Dataset items
· · · · ·

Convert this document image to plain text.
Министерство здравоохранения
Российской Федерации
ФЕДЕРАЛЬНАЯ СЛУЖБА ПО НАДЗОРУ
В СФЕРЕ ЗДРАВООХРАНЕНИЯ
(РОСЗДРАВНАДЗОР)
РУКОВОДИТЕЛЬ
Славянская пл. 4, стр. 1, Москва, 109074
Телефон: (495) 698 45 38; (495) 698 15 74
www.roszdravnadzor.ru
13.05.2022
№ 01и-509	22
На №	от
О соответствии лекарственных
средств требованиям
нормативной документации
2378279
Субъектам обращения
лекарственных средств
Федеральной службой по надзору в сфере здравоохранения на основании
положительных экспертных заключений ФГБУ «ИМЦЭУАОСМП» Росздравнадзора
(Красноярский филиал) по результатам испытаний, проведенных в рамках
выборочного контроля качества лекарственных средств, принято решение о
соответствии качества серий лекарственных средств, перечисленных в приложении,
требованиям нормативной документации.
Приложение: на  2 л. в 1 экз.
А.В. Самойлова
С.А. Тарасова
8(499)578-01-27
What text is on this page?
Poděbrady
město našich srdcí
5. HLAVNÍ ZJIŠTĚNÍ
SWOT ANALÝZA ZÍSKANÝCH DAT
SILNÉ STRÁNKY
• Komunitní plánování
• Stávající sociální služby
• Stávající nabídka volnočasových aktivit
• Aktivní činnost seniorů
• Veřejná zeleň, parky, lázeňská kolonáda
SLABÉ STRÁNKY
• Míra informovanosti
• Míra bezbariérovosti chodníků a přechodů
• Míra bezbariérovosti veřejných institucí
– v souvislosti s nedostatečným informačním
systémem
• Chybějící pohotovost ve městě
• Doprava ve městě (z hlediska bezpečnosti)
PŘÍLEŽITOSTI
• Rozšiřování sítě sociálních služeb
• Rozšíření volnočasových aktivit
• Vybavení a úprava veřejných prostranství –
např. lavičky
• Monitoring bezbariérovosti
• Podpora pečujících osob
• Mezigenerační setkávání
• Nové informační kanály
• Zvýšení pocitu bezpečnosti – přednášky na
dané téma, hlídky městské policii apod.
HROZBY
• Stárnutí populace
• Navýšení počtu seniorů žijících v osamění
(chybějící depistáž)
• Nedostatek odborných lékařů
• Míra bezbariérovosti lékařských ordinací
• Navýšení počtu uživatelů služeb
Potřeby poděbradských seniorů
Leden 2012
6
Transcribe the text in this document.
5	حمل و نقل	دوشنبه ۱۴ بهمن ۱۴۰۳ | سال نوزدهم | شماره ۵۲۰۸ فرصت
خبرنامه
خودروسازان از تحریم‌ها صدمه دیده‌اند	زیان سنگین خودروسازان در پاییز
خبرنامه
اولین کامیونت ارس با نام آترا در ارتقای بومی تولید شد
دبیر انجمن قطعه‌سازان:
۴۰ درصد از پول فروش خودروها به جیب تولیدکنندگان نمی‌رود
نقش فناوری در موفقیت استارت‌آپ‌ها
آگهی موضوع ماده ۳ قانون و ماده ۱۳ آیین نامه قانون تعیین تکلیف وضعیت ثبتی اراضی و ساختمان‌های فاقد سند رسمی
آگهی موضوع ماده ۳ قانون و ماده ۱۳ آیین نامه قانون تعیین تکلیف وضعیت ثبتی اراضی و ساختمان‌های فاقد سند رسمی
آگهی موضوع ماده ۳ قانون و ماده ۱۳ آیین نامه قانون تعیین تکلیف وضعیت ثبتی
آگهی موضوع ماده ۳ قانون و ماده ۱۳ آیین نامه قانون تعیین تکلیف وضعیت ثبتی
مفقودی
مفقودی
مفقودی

· · · · ·

> [SHORT EXERCISE]:
Word for word, write out all of the data above.

> [THE RESULT]:
Convert this document image to plain text.
Министерство здравоохранения
Российской Федерации
ФЕДЕРАЛЬНАЯ СЛУЖБА ПО НАДЗОРУ
В СФЕРЕ ЗДРАВООХРАНЕНИЯ
(РОСЗДРАВНАДЗОР)
РУКОВОДИТЕЛЬ
Славянская пл. 4, стр. 1, Москва, 109074
Телефон: (495) 698 45 38; (495) 698 15 74
www.roszdravnadzor.ru
13.05.2022
№ 01и-509	22
На №	от
О соответствии лекарственных
средств требованиям
нормативной документации
2378279
Субъектам обращения
лекарственных средств
Федеральной службой по надзору в сфере здравоохранения на основании
положительных экспертных заключений ФГБУ «ИМЦЭУАОСМП» Росздравнадзора
(Красноярский филиал) по результатам испытаний, проведенных в рамках
выборочного контроля качества лекарственных средств, принято решение о
соответствии качества серий лекарственных средств, перечисленных в приложении,
требованиям нормативной документации.
Приложение: на  2 л. в 1 экз.
А.В. Самойлова
С.А. Тарасова
8(499)578-01-27
What text is on this page?
Poděbrady
město našich srdcí
5. HLAVNÍ ZJIŠTĚNÍ
SWOT ANALÝZA ZÍSKANÝCH DAT
SILNÉ STRÁNKY
• Komunitní plánování
• Stávající sociální služby
• Stávající nabídka volnočasových aktivit
• Aktivní činnost seniorů
• Veřejná zeleň, parky, lázeňská kolonáda
SLABÉ STRÁNKY
• Míra informovanosti
• Míra bezbariérovosti chodníků a přechodů
• Míra bezbariérovosti veřejných institucí
– v souvislosti s nedostatečným informačním
systémem
• Chybějící pohotovost ve městě
• Doprava ve městě (z hlediska bezpečnosti)
PŘÍLEŽITOSTI
• Rozšiřování sítě sociálních služeb
• Rozšíření volnočasových aktivit
• Vybavení a úprava veřejných prostranství –
např. lavičky
• Monitoring bezbariérovosti
• Podpora pečujících osob
• Mezigenerační setkávání
• Nové informační kanály
• Zvýšení pocitu bezpečnosti – přednášky na
dané téma, hlídky městské policii apod.
HROZBY
• Stárnutí populace
• Navýšení počtu seniorů žijících v osamění
(chybějící depistáž)
• Nedostatek odborných lékařů
• Míra bezbariérovosti lékařských ordinací
• Navýšení počtu uživatelů služeb
Potřeby poděbradských seniorů
Leden 2012
6
Transcribe the text in this document.
5	حمل و نقل	دوشنبه ۱۴ بهمن ۱۴۰۳ | سال نوزدهم | شماره ۵۲۰۸ فرصت
خبرنامه
خودروسازان از تحریم‌ها صدمه دیده‌اند	زیان سنگین خودروسازان در پاییز
خبرنامه
اولین کامیونت ارس با نام آترا در ارتقای بومی تولید شد
دبیر انجمن قطعه‌سازان:
۴۰ درصد از پول فروش خودروها به جیب تولیدکنندگان نمی‌رود
نقش فناوری در موفقیت استارت‌آپ‌ها
آگهی موضوع ماده ۳ قانون و ماده ۱۳ آیین نامه قانون تعیین تکلیف وضعیت ثبتی اراضی و ساختمان‌های فاقد سند رسمی
آگهی موضوع ماده ۳ قانون و ماده ۱۳ آیین نامه قانون تعیین تکلیف وضعیت ثبتی اراضی و ساختمان‌های فاقد سند رسمی
آگهی موضوع ماده ۳ قانون و ماده ۱۳ آیین نامه قانون تعیین تکلیف وضعیت ثبتی
آگهی موضوع ماده ۳ قانون و ماده ۱۳ آیین نامه قانون تعیین تکلیف وضعیت ثبتی
مفقودی
مفقودی
مفقودی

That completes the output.